* _Short task_:
Your task is to transcribe all of the records exactly and leave out the pictures.

[Extracted data entries]
++++++++
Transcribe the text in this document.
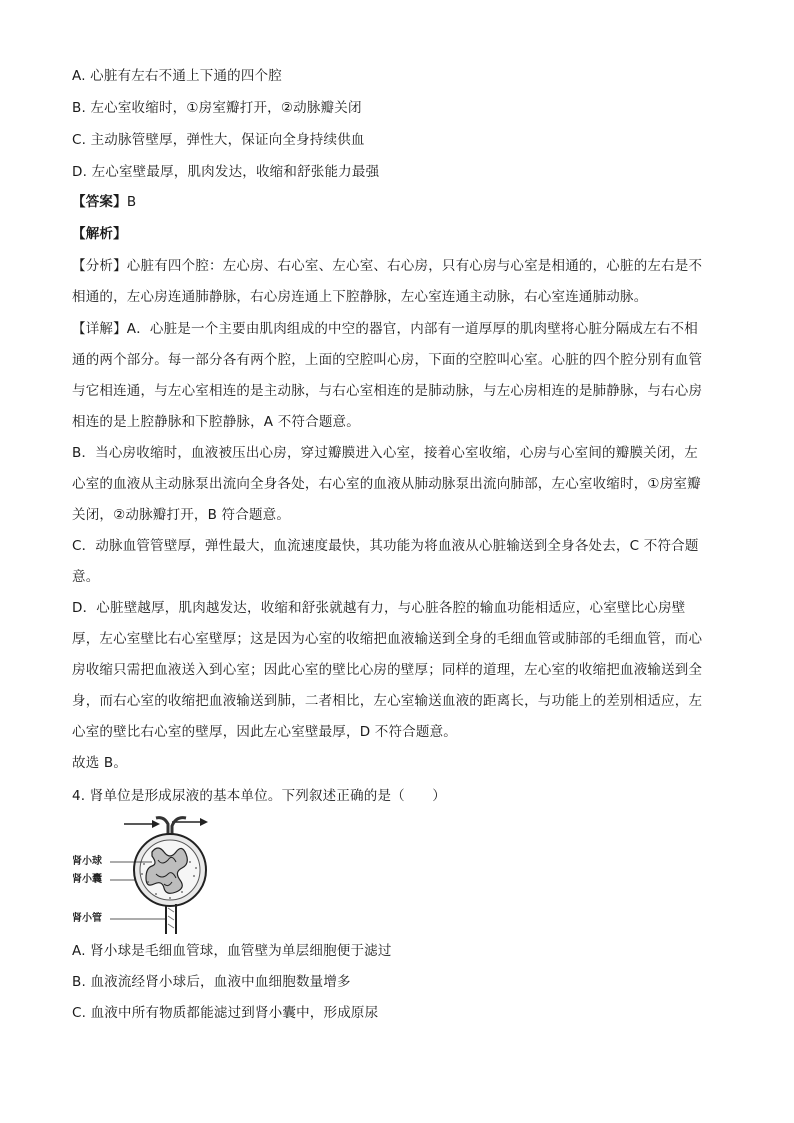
A. 心脏有左右不通上下通的四个腔
B. 左心室收缩时，①房室瓣打开，②动脉瓣关闭
C. 主动脉管壁厚，弹性大，保证向全身持续供血
D. 左心室壁最厚，肌肉发达，收缩和舒张能力最强
【答案】B
【解析】
【分析】心脏有四个腔：左心房、右心室、左心室、右心房，只有心房与心室是相通的，心脏的左右是不
相通的，左心房连通肺静脉，右心房连通上下腔静脉，左心室连通主动脉，右心室连通肺动脉。
【详解】A．心脏是一个主要由肌肉组成的中空的器官，内部有一道厚厚的肌肉壁将心脏分隔成左右不相
通的两个部分。每一部分各有两个腔，上面的空腔叫心房，下面的空腔叫心室。心脏的四个腔分别有血管
与它相连通，与左心室相连的是主动脉，与右心室相连的是肺动脉，与左心房相连的是肺静脉，与右心房
相连的是上腔静脉和下腔静脉，A 不符合题意。
B．当心房收缩时，血液被压出心房，穿过瓣膜进入心室，接着心室收缩，心房与心室间的瓣膜关闭，左
心室的血液从主动脉泵出流向全身各处，右心室的血液从肺动脉泵出流向肺部，左心室收缩时，①房室瓣
关闭，②动脉瓣打开，B 符合题意。
C．动脉血管管壁厚，弹性最大，血流速度最快，其功能为将血液从心脏输送到全身各处去，C 不符合题
意。
D．心脏壁越厚，肌肉越发达，收缩和舒张就越有力，与心脏各腔的输血功能相适应，心室壁比心房壁
厚，左心室壁比右心室壁厚；这是因为心室的收缩把血液输送到全身的毛细血管或肺部的毛细血管，而心
房收缩只需把血液送入到心室；因此心室的壁比心房的壁厚；同样的道理，左心室的收缩把血液输送到全
身，而右心室的收缩把血液输送到肺，二者相比，左心室输送血液的距离长，与功能上的差别相适应，左
心室的壁比右心室的壁厚，因此左心室壁最厚，D 不符合题意。
故选 B。
4. 肾单位是形成尿液的基本单位。下列叙述正确的是（　　）
肾小球
肾小囊
肾小管
A. 肾小球是毛细血管球，血管壁为单层细胞便于滤过
B. 血液流经肾小球后，血液中血细胞数量增多
C. 血液中所有物质都能滤过到肾小囊中，形成原尿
++++++++
* _Finished answer_:
Transcribe the text in this document.
A. 心脏有左右不通上下通的四个腔
B. 左心室收缩时，①房室瓣打开，②动脉瓣关闭
C. 主动脉管壁厚，弹性大，保证向全身持续供血
D. 左心室壁最厚，肌肉发达，收缩和舒张能力最强
【答案】B
【解析】
【分析】心脏有四个腔：左心房、右心室、左心室、右心房，只有心房与心室是相通的，心脏的左右是不
相通的，左心房连通肺静脉，右心房连通上下腔静脉，左心室连通主动脉，右心室连通肺动脉。
【详解】A．心脏是一个主要由肌肉组成的中空的器官，内部有一道厚厚的肌肉壁将心脏分隔成左右不相
通的两个部分。每一部分各有两个腔，上面的空腔叫心房，下面的空腔叫心室。心脏的四个腔分别有血管
与它相连通，与左心室相连的是主动脉，与右心室相连的是肺动脉，与左心房相连的是肺静脉，与右心房
相连的是上腔静脉和下腔静脉，A 不符合题意。
B．当心房收缩时，血液被压出心房，穿过瓣膜进入心室，接着心室收缩，心房与心室间的瓣膜关闭，左
心室的血液从主动脉泵出流向全身各处，右心室的血液从肺动脉泵出流向肺部，左心室收缩时，①房室瓣
关闭，②动脉瓣打开，B 符合题意。
C．动脉血管管壁厚，弹性最大，血流速度最快，其功能为将血液从心脏输送到全身各处去，C 不符合题
意。
D．心脏壁越厚，肌肉越发达，收缩和舒张就越有力，与心脏各腔的输血功能相适应，心室壁比心房壁
厚，左心室壁比右心室壁厚；这是因为心室的收缩把血液输送到全身的毛细血管或肺部的毛细血管，而心
房收缩只需把血液送入到心室；因此心室的壁比心房的壁厚；同样的道理，左心室的收缩把血液输送到全
身，而右心室的收缩把血液输送到肺，二者相比，左心室输送血液的距离长，与功能上的差别相适应，左
心室的壁比右心室的壁厚，因此左心室壁最厚，D 不符合题意。
故选 B。
4. 肾单位是形成尿液的基本单位。下列叙述正确的是（　　）
肾小球
肾小囊
肾小管
A. 肾小球是毛细血管球，血管壁为单层细胞便于滤过
B. 血液流经肾小球后，血液中血细胞数量增多
C. 血液中所有物质都能滤过到肾小囊中，形成原尿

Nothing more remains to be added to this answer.